→ **TASK DESCRIPTION**: Look through the listing for the word "được". Copy each line that has it.

Source records:

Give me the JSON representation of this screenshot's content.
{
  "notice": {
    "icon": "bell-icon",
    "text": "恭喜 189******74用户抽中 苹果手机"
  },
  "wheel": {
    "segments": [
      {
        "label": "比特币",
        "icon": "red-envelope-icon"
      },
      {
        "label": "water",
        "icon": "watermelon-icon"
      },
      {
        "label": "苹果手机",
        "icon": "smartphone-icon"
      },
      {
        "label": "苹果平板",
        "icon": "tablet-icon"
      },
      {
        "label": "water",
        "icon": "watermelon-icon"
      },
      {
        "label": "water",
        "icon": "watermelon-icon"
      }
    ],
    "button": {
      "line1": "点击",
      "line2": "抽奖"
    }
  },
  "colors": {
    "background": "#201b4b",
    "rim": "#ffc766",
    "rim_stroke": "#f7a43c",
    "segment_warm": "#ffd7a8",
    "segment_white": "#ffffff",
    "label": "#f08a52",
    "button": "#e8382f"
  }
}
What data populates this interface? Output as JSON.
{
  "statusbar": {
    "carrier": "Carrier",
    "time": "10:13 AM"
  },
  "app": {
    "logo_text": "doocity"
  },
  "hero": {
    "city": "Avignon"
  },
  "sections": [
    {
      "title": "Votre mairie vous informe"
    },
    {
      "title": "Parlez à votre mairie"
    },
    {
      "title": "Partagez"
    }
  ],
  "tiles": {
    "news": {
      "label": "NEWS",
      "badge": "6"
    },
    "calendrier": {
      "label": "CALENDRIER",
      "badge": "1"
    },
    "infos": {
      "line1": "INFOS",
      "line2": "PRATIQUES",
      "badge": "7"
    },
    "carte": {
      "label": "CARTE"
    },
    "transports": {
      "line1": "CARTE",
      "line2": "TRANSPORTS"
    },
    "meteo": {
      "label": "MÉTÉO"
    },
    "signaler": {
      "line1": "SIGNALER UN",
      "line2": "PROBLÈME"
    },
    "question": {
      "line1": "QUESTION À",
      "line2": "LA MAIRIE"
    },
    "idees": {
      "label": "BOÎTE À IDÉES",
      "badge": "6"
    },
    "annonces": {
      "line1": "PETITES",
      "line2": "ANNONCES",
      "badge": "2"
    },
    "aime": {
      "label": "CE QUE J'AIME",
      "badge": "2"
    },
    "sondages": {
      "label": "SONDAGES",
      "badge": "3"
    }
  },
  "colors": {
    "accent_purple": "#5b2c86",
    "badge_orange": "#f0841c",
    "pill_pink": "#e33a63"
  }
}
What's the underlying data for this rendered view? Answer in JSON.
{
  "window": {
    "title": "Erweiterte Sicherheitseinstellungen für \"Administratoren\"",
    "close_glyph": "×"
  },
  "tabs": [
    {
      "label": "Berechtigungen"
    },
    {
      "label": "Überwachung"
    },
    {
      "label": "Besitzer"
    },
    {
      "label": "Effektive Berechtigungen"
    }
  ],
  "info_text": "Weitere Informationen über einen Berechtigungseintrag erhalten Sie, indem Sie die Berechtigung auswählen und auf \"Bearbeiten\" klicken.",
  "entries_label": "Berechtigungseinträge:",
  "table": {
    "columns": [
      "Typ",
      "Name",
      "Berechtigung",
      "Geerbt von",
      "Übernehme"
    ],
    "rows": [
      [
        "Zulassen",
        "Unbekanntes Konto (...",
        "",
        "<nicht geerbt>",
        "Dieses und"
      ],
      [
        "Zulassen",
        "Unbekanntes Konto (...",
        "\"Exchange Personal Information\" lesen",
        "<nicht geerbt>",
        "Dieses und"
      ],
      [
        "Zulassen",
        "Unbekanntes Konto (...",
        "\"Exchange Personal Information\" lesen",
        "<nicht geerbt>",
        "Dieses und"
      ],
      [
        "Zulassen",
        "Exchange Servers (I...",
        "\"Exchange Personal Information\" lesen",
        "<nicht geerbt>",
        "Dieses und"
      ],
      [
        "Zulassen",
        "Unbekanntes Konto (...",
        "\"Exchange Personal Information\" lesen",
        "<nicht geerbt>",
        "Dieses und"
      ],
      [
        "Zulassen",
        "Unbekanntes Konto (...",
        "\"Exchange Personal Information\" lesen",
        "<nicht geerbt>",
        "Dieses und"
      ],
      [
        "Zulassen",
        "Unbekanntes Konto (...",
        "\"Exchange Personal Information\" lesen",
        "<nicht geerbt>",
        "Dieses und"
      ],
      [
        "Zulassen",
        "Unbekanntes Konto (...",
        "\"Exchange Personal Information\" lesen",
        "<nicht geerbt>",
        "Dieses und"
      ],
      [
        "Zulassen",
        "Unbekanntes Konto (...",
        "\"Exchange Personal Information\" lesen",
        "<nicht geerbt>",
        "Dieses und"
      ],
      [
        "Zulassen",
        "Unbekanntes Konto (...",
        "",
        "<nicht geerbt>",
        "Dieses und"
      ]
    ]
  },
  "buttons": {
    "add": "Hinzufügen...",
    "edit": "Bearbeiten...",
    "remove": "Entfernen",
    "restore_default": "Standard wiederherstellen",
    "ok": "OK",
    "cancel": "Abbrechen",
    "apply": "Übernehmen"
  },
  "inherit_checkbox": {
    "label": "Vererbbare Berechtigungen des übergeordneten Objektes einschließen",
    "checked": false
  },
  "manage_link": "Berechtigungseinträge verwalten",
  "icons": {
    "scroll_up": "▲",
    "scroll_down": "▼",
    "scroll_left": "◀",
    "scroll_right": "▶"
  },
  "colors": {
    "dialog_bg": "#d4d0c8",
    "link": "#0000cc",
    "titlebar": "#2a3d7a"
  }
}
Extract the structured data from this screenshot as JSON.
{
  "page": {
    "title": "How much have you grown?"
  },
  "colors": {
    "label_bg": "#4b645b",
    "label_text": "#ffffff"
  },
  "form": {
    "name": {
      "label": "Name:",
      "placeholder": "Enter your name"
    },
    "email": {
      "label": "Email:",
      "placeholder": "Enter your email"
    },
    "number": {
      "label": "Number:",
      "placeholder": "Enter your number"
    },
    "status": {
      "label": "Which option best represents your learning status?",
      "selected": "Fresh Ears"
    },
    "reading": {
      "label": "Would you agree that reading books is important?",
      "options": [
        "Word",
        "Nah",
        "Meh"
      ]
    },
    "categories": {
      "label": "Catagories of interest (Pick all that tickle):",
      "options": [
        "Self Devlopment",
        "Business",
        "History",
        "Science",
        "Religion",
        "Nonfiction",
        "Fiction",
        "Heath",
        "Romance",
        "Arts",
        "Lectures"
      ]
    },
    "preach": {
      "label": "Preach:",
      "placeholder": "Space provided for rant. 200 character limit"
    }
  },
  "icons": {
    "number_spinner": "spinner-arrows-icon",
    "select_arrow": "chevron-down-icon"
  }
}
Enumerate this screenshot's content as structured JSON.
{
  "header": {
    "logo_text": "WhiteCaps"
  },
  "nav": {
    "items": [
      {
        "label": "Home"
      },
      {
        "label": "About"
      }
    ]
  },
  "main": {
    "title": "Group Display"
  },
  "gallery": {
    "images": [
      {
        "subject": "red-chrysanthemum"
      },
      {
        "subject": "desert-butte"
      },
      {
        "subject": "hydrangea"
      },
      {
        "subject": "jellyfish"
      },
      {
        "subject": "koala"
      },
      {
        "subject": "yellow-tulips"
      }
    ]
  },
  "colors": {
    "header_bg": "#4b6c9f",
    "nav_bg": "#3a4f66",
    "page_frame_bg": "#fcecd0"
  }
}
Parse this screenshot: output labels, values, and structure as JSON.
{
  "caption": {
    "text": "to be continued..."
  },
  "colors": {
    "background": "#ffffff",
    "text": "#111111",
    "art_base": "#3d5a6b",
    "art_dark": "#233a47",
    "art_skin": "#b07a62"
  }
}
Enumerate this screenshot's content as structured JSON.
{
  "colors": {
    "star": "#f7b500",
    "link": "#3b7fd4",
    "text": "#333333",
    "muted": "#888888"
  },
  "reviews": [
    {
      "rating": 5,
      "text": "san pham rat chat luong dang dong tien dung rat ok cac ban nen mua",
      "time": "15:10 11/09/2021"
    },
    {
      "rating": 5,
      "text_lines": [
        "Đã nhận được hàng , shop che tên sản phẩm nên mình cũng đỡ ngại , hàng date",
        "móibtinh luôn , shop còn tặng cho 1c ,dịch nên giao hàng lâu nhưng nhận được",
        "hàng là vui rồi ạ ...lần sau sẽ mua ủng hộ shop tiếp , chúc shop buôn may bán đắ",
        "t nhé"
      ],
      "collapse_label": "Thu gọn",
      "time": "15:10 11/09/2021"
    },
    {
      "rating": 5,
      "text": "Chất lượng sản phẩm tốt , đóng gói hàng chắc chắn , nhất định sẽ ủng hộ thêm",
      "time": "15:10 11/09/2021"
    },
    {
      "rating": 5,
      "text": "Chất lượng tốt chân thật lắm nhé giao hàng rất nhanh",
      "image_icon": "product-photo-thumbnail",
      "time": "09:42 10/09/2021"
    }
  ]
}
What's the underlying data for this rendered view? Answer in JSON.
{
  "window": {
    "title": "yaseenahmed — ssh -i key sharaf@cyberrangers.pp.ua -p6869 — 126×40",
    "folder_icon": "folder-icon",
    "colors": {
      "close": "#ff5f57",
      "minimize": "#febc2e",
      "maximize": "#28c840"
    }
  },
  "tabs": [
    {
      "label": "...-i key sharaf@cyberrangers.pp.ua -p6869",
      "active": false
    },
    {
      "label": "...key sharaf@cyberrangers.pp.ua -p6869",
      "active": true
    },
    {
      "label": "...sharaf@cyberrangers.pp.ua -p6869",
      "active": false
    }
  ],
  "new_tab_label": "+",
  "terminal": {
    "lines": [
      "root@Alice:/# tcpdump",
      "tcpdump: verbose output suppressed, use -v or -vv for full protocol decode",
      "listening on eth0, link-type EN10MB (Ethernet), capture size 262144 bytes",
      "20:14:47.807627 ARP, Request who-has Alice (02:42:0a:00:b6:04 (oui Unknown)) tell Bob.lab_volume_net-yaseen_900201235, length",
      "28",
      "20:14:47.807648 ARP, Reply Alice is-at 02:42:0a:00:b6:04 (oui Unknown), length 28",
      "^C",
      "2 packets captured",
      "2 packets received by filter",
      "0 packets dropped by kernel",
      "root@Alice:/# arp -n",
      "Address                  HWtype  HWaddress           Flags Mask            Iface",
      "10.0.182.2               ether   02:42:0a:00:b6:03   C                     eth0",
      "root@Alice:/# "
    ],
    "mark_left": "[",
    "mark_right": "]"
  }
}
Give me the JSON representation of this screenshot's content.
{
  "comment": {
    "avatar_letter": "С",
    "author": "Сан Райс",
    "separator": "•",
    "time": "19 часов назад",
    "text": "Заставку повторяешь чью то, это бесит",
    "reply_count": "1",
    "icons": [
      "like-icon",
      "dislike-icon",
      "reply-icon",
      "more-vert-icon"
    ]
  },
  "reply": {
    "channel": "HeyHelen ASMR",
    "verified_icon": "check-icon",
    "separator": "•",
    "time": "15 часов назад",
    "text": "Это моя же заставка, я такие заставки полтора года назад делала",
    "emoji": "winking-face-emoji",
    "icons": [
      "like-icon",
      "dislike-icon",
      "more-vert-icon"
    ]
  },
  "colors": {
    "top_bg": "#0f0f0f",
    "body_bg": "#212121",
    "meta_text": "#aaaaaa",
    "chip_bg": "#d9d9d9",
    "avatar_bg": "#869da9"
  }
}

→ **EXERCISE RESULT**:
        "Đã nhận được hàng , shop che tên sản phẩm nên mình cũng đỡ ngại , hàng date",
        "móibtinh luôn , shop còn tặng cho 1c ,dịch nên giao hàng lâu nhưng nhận được",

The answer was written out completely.